▶ **WHAT YOU HAVE TO DO**
Gather up the lines with the word "from" in them.
-- Start of GIVEN INFORMATION --
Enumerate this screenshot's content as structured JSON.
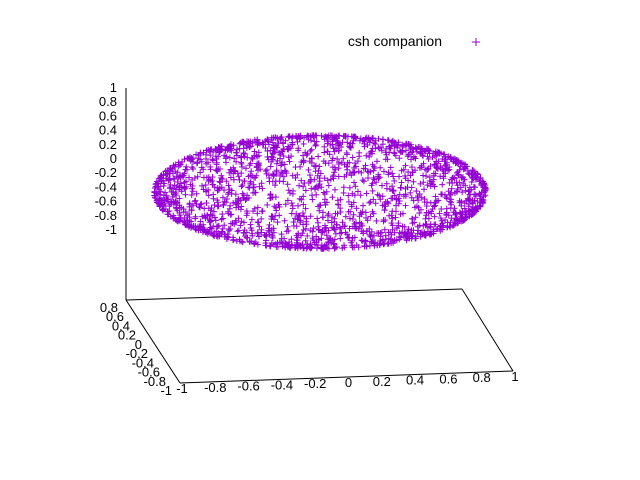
{
  "chart_data": {
    "type": "scatter",
    "projection": "3d",
    "title": "",
    "series": [
      {
        "name": "csh companion",
        "marker": "+",
        "color": "#9400d3",
        "description_of_shape": "points on the surface of a unit sphere",
        "point_count": 2000
      }
    ],
    "xlim": [
      -1,
      1
    ],
    "ylim": [
      -1,
      1
    ],
    "zlim": [
      -1,
      1
    ],
    "xticks": [
      "-1",
      "-0.8",
      "-0.6",
      "-0.4",
      "-0.2",
      "0",
      "0.2",
      "0.4",
      "0.6",
      "0.8",
      "1"
    ],
    "yticks": [
      "-1",
      "-0.8",
      "-0.6",
      "-0.4",
      "-0.2",
      "0",
      "0.2",
      "0.4",
      "0.6",
      "0.8"
    ],
    "zticks": [
      "1",
      "0.8",
      "0.6",
      "0.4",
      "0.2",
      "0",
      "-0.2",
      "-0.4",
      "-0.6",
      "-0.8",
      "-1"
    ],
    "legend_position": "top-right",
    "grid": false
  }
}
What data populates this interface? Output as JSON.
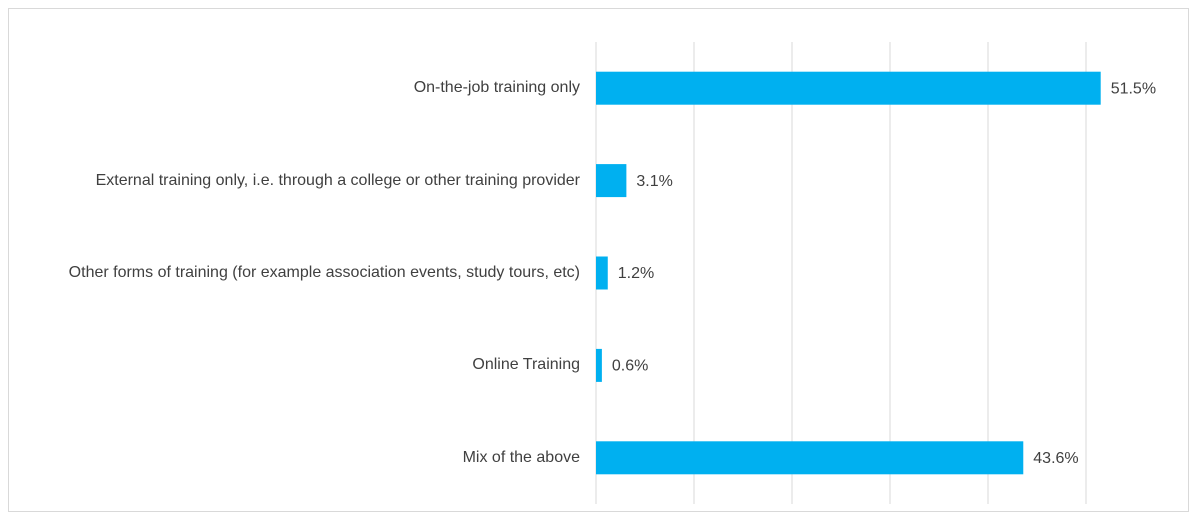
{
  "chart_data": {
    "type": "hbar",
    "categories": [
      "On-the-job training only",
      "External training only, i.e. through a college or other training provider",
      "Other forms of training (for example association events, study tours, etc)",
      "Online Training",
      "Mix of the above"
    ],
    "values": [
      51.5,
      3.1,
      1.2,
      0.6,
      43.6
    ],
    "value_labels": [
      "51.5%",
      "3.1%",
      "1.2%",
      "0.6%",
      "43.6%"
    ],
    "color": "#00b0f0",
    "xlim": [
      0,
      60
    ],
    "xticks": [
      0,
      10,
      20,
      30,
      40,
      50
    ],
    "grid": true
  }
}
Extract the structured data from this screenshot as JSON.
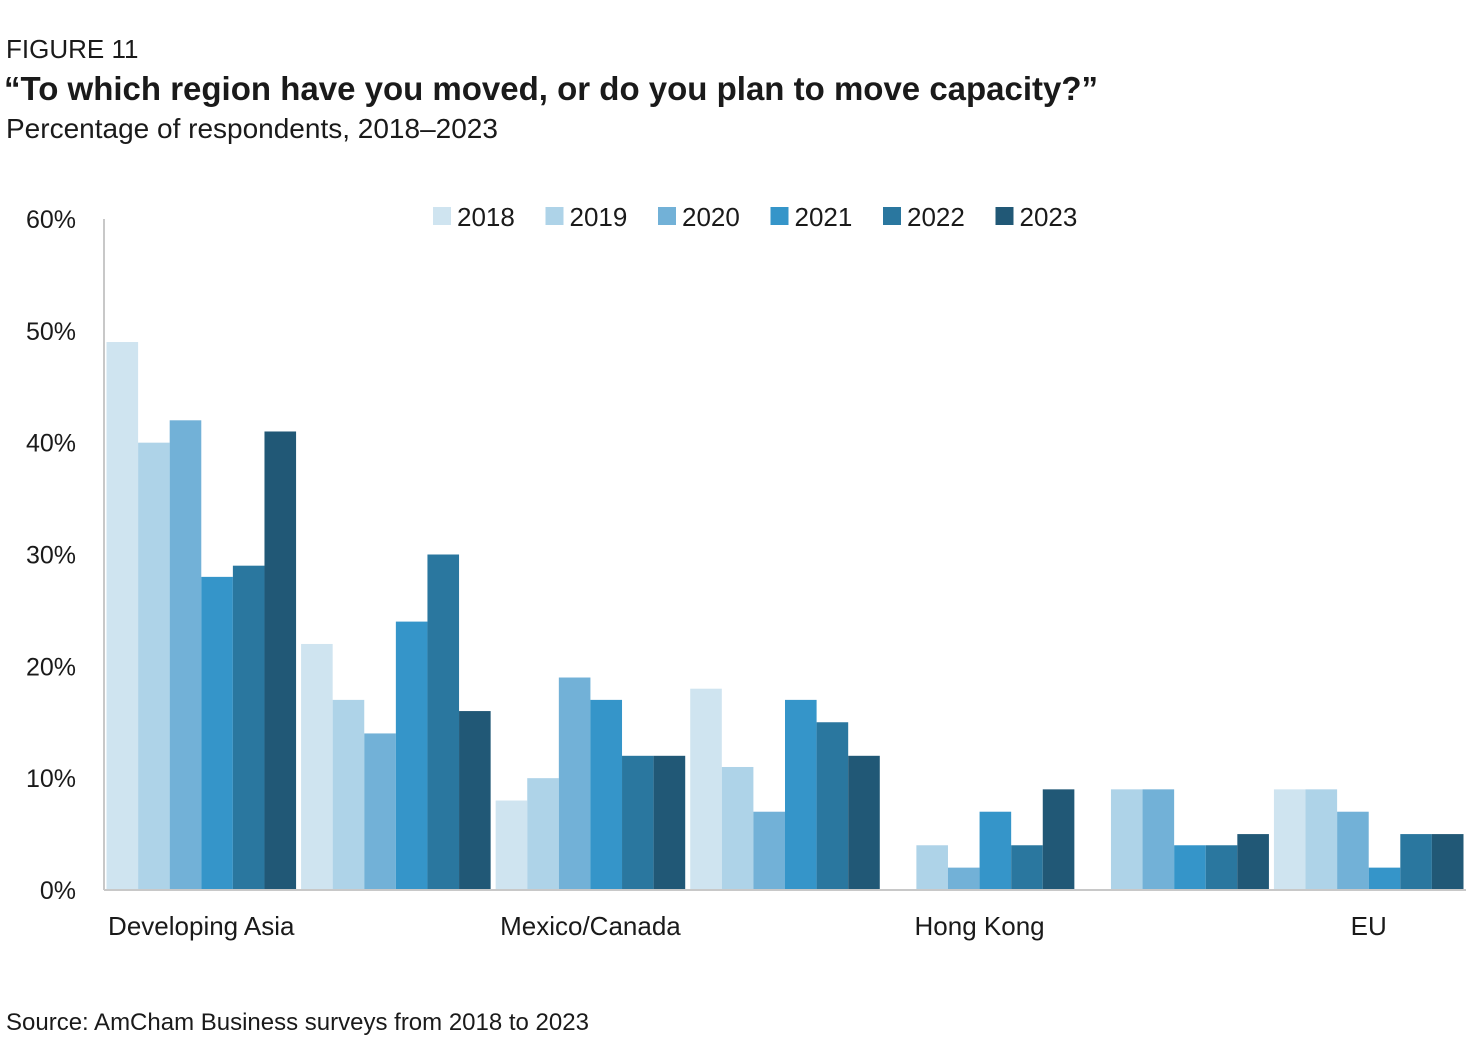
{
  "figure_label": "FIGURE 11",
  "title": "“To which region have you moved, or do you plan to move capacity?”",
  "subtitle": "Percentage of respondents, 2018–2023",
  "source": "Source: AmCham Business surveys from 2018 to 2023",
  "chart_data": {
    "type": "bar",
    "categories": [
      "Developing Asia",
      "",
      "Mexico/Canada",
      "",
      "Hong Kong",
      "",
      "EU"
    ],
    "series": [
      {
        "name": "2018",
        "color": "#cfe4f0",
        "values": [
          49,
          22,
          8,
          18,
          0,
          0,
          9
        ]
      },
      {
        "name": "2019",
        "color": "#aed3e8",
        "values": [
          40,
          17,
          10,
          11,
          4,
          9,
          9
        ]
      },
      {
        "name": "2020",
        "color": "#72b1d7",
        "values": [
          42,
          14,
          19,
          7,
          2,
          9,
          7
        ]
      },
      {
        "name": "2021",
        "color": "#3595c9",
        "values": [
          28,
          24,
          17,
          17,
          7,
          4,
          2
        ]
      },
      {
        "name": "2022",
        "color": "#2a779f",
        "values": [
          29,
          30,
          12,
          15,
          4,
          4,
          5
        ]
      },
      {
        "name": "2023",
        "color": "#215876",
        "values": [
          41,
          16,
          12,
          12,
          9,
          5,
          5
        ]
      }
    ],
    "yticks": [
      "0%",
      "10%",
      "20%",
      "30%",
      "40%",
      "50%",
      "60%"
    ],
    "ylim": [
      0,
      60
    ],
    "ylabel": "",
    "xlabel": "",
    "legend": "top-center",
    "grid": false
  }
}
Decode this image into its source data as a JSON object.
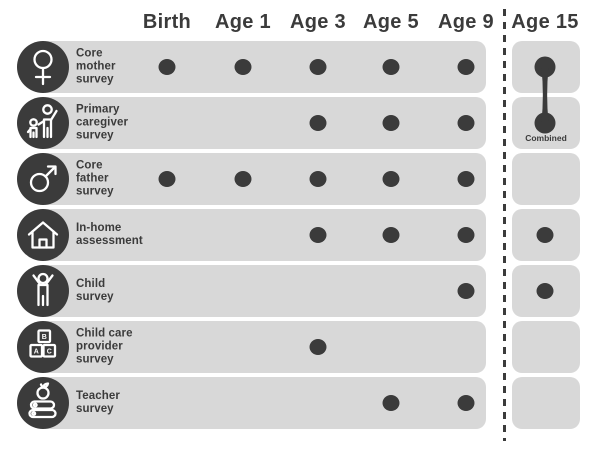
{
  "columns": [
    "Birth",
    "Age 1",
    "Age 3",
    "Age 5",
    "Age 9",
    "Age 15"
  ],
  "rows": [
    {
      "id": "core-mother-survey",
      "label_lines": [
        "Core",
        "mother",
        "survey"
      ],
      "icon": "female-icon",
      "dots": [
        true,
        true,
        true,
        true,
        true,
        "combined"
      ]
    },
    {
      "id": "primary-caregiver-survey",
      "label_lines": [
        "Primary",
        "caregiver",
        "survey"
      ],
      "icon": "caregiver-icon",
      "dots": [
        false,
        false,
        true,
        true,
        true,
        "combined"
      ]
    },
    {
      "id": "core-father-survey",
      "label_lines": [
        "Core",
        "father",
        "survey"
      ],
      "icon": "male-icon",
      "dots": [
        true,
        true,
        true,
        true,
        true,
        false
      ]
    },
    {
      "id": "in-home-assessment",
      "label_lines": [
        "In-home",
        "assessment"
      ],
      "icon": "home-icon",
      "dots": [
        false,
        false,
        true,
        true,
        true,
        true
      ]
    },
    {
      "id": "child-survey",
      "label_lines": [
        "Child",
        "survey"
      ],
      "icon": "child-icon",
      "dots": [
        false,
        false,
        false,
        false,
        true,
        true
      ]
    },
    {
      "id": "child-care-provider-survey",
      "label_lines": [
        "Child care",
        "provider",
        "survey"
      ],
      "icon": "blocks-icon",
      "dots": [
        false,
        false,
        true,
        false,
        false,
        false
      ]
    },
    {
      "id": "teacher-survey",
      "label_lines": [
        "Teacher",
        "survey"
      ],
      "icon": "apple-books-icon",
      "dots": [
        false,
        false,
        false,
        true,
        true,
        false
      ]
    }
  ],
  "combined_connector": {
    "label": "Combined",
    "column": "Age 15",
    "connects_rows": [
      "Core mother survey",
      "Primary caregiver survey"
    ]
  },
  "divider": {
    "before_column": "Age 15",
    "style": "dashed"
  },
  "colors": {
    "dark": "#3b3b3b",
    "row_background": "#d8d8d8",
    "page_background": "#ffffff"
  }
}
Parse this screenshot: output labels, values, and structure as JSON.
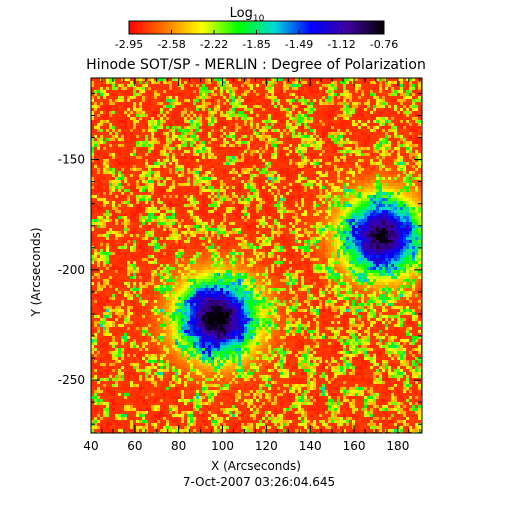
{
  "chart_data": {
    "type": "heatmap",
    "title": "Hinode SOT/SP - MERLIN : Degree of Polarization",
    "subtitle": "7-Oct-2007 03:26:04.645",
    "xlabel": "X (Arcseconds)",
    "ylabel": "Y (Arcseconds)",
    "xlim": [
      40,
      191
    ],
    "ylim": [
      -274,
      -113
    ],
    "xticks": [
      40,
      60,
      80,
      100,
      120,
      140,
      160,
      180
    ],
    "yticks": [
      -150,
      -200,
      -250
    ],
    "colorbar": {
      "label": "Log",
      "label_subscript": "10",
      "range": [
        -2.95,
        -0.76
      ],
      "ticks": [
        "-2.95",
        "-2.58",
        "-2.22",
        "-1.85",
        "-1.49",
        "-1.12",
        "-0.76"
      ]
    },
    "features": [
      {
        "name": "dark-core-left",
        "x": 97,
        "y": -221,
        "level": -0.85
      },
      {
        "name": "dark-core-right",
        "x": 172,
        "y": -184,
        "level": -0.95
      }
    ]
  },
  "colors": {
    "colormap": [
      "#ff0000",
      "#ff7800",
      "#ffff00",
      "#00ff00",
      "#00d8d8",
      "#0000ff",
      "#4000a0",
      "#000000"
    ],
    "background": "#ffffff",
    "axis": "#000000"
  }
}
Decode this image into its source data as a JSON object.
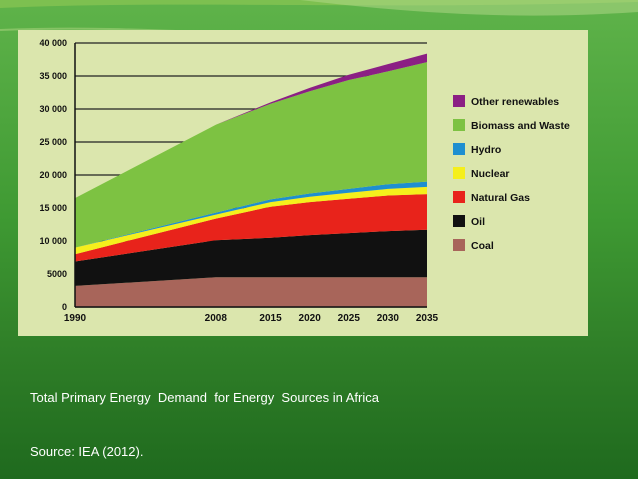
{
  "caption": {
    "line1": "Total Primary Energy  Demand  for Energy  Sources in Africa",
    "line2": "Source: IEA (2012)."
  },
  "colors": {
    "background_green": "#3f9a33",
    "panel": "#dbe6ad"
  },
  "chart_data": {
    "type": "area",
    "stacked": true,
    "title": "",
    "xlabel": "",
    "ylabel": "",
    "x": [
      1990,
      2008,
      2015,
      2020,
      2025,
      2030,
      2035
    ],
    "x_tick_labels": [
      "1990",
      "2008",
      "2015",
      "2020",
      "2025",
      "2030",
      "2035"
    ],
    "ylim": [
      0,
      40000
    ],
    "y_ticks": [
      0,
      5000,
      10000,
      15000,
      20000,
      25000,
      30000,
      35000,
      40000
    ],
    "y_tick_labels": [
      "0",
      "5000",
      "10 000",
      "15 000",
      "20 000",
      "25 000",
      "30 000",
      "35 000",
      "40 000"
    ],
    "grid": true,
    "legend_position": "right",
    "series": [
      {
        "name": "Coal",
        "color": "#a8655a",
        "values": [
          3200,
          4500,
          4500,
          4500,
          4500,
          4500,
          4500
        ]
      },
      {
        "name": "Oil",
        "color": "#111111",
        "values": [
          3700,
          5600,
          6000,
          6400,
          6700,
          7000,
          7200
        ]
      },
      {
        "name": "Natural Gas",
        "color": "#e8231b",
        "values": [
          1100,
          3300,
          4700,
          5000,
          5200,
          5400,
          5400
        ]
      },
      {
        "name": "Nuclear",
        "color": "#f5ef1c",
        "values": [
          1000,
          600,
          700,
          800,
          900,
          1000,
          1100
        ]
      },
      {
        "name": "Hydro",
        "color": "#1e8fd0",
        "values": [
          0,
          300,
          400,
          500,
          600,
          700,
          800
        ]
      },
      {
        "name": "Biomass and Waste",
        "color": "#7dc242",
        "values": [
          7500,
          13300,
          14500,
          15500,
          16500,
          17100,
          18100
        ]
      },
      {
        "name": "Other renewables",
        "color": "#8b1f84",
        "values": [
          0,
          0,
          200,
          500,
          800,
          1100,
          1300
        ]
      }
    ],
    "legend_order": [
      "Other renewables",
      "Biomass and Waste",
      "Hydro",
      "Nuclear",
      "Natural Gas",
      "Oil",
      "Coal"
    ]
  }
}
-- End of GIVEN INFORMATION --
▶ **RESULT**
Extract the structured data from this screenshot as JSON.
  "source": "Source: AmCham Business surveys from 2018 to 2023",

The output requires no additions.